**EXERCISE**
Repeat the listing in full, word for word.

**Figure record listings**

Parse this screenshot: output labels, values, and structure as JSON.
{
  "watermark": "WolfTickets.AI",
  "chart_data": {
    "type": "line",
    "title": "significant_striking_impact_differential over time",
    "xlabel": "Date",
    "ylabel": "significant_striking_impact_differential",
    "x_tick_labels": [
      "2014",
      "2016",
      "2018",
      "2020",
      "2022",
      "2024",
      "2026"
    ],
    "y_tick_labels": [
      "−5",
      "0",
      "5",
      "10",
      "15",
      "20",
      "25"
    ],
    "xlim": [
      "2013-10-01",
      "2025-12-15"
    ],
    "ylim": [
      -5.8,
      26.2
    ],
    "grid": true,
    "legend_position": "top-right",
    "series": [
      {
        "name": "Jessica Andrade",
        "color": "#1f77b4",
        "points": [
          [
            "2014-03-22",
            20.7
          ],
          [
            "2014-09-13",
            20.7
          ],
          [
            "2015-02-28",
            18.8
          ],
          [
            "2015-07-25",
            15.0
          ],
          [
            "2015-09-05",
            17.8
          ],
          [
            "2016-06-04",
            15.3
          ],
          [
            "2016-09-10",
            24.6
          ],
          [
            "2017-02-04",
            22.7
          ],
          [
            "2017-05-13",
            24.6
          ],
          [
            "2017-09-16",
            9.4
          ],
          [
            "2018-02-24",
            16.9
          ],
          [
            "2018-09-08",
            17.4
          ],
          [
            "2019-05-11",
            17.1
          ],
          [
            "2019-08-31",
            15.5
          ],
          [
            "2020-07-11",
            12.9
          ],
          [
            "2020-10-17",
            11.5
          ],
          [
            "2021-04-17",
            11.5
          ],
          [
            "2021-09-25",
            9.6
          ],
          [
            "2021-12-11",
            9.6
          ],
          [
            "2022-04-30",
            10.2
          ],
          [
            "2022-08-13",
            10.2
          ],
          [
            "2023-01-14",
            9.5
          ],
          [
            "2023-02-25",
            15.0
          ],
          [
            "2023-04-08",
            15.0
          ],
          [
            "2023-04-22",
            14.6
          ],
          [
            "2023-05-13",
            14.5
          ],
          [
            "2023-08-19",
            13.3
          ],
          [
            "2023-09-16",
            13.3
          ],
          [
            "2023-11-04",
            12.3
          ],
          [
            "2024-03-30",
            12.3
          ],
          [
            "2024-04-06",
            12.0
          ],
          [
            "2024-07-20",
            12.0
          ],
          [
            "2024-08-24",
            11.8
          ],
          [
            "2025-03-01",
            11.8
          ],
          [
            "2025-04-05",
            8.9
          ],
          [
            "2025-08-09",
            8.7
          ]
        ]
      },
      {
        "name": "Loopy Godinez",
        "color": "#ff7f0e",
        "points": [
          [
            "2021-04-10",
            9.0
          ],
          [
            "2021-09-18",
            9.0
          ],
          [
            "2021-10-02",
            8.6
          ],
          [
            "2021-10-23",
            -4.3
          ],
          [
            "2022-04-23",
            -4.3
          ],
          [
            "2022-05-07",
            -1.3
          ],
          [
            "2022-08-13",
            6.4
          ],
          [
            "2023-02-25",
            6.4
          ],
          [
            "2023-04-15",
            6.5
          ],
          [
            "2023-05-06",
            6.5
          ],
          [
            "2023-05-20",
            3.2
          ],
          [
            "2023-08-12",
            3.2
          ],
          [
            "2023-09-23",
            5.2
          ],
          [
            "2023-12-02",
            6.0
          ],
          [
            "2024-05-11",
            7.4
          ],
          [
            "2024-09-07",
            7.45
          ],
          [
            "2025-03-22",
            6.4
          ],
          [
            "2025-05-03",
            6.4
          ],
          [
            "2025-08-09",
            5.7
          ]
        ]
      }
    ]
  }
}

**ANSWER FOR THIS EXERCISE**
Parse this screenshot: output labels, values, and structure as JSON.
{
  "watermark": "WolfTickets.AI",
  "chart_data": {
    "type": "line",
    "title": "significant_striking_impact_differential over time",
    "xlabel": "Date",
    "ylabel": "significant_striking_impact_differential",
    "x_tick_labels": [
      "2014",
      "2016",
      "2018",
      "2020",
      "2022",
      "2024",
      "2026"
    ],
    "y_tick_labels": [
      "−5",
      "0",
      "5",
      "10",
      "15",
      "20",
      "25"
    ],
    "xlim": [
      "2013-10-01",
      "2025-12-15"
    ],
    "ylim": [
      -5.8,
      26.2
    ],
    "grid": true,
    "legend_position": "top-right",
    "series": [
      {
        "name": "Jessica Andrade",
        "color": "#1f77b4",
        "points": [
          [
            "2014-03-22",
            20.7
          ],
          [
            "2014-09-13",
            20.7
          ],
          [
            "2015-02-28",
            18.8
          ],
          [
            "2015-07-25",
            15.0
          ],
          [
            "2015-09-05",
            17.8
          ],
          [
            "2016-06-04",
            15.3
          ],
          [
            "2016-09-10",
            24.6
          ],
          [
            "2017-02-04",
            22.7
          ],
          [
            "2017-05-13",
            24.6
          ],
          [
            "2017-09-16",
            9.4
          ],
          [
            "2018-02-24",
            16.9
          ],
          [
            "2018-09-08",
            17.4
          ],
          [
            "2019-05-11",
            17.1
          ],
          [
            "2019-08-31",
            15.5
          ],
          [
            "2020-07-11",
            12.9
          ],
          [
            "2020-10-17",
            11.5
          ],
          [
            "2021-04-17",
            11.5
          ],
          [
            "2021-09-25",
            9.6
          ],
          [
            "2021-12-11",
            9.6
          ],
          [
            "2022-04-30",
            10.2
          ],
          [
            "2022-08-13",
            10.2
          ],
          [
            "2023-01-14",
            9.5
          ],
          [
            "2023-02-25",
            15.0
          ],
          [
            "2023-04-08",
            15.0
          ],
          [
            "2023-04-22",
            14.6
          ],
          [
            "2023-05-13",
            14.5
          ],
          [
            "2023-08-19",
            13.3
          ],
          [
            "2023-09-16",
            13.3
          ],
          [
            "2023-11-04",
            12.3
          ],
          [
            "2024-03-30",
            12.3
          ],
          [
            "2024-04-06",
            12.0
          ],
          [
            "2024-07-20",
            12.0
          ],
          [
            "2024-08-24",
            11.8
          ],
          [
            "2025-03-01",
            11.8
          ],
          [
            "2025-04-05",
            8.9
          ],
          [
            "2025-08-09",
            8.7
          ]
        ]
      },
      {
        "name": "Loopy Godinez",
        "color": "#ff7f0e",
        "points": [
          [
            "2021-04-10",
            9.0
          ],
          [
            "2021-09-18",
            9.0
          ],
          [
            "2021-10-02",
            8.6
          ],
          [
            "2021-10-23",
            -4.3
          ],
          [
            "2022-04-23",
            -4.3
          ],
          [
            "2022-05-07",
            -1.3
          ],
          [
            "2022-08-13",
            6.4
          ],
          [
            "2023-02-25",
            6.4
          ],
          [
            "2023-04-15",
            6.5
          ],
          [
            "2023-05-06",
            6.5
          ],
          [
            "2023-05-20",
            3.2
          ],
          [
            "2023-08-12",
            3.2
          ],
          [
            "2023-09-23",
            5.2
          ],
          [
            "2023-12-02",
            6.0
          ],
          [
            "2024-05-11",
            7.4
          ],
          [
            "2024-09-07",
            7.45
          ],
          [
            "2025-03-22",
            6.4
          ],
          [
            "2025-05-03",
            6.4
          ],
          [
            "2025-08-09",
            5.7
          ]
        ]
      }
    ]
  }
}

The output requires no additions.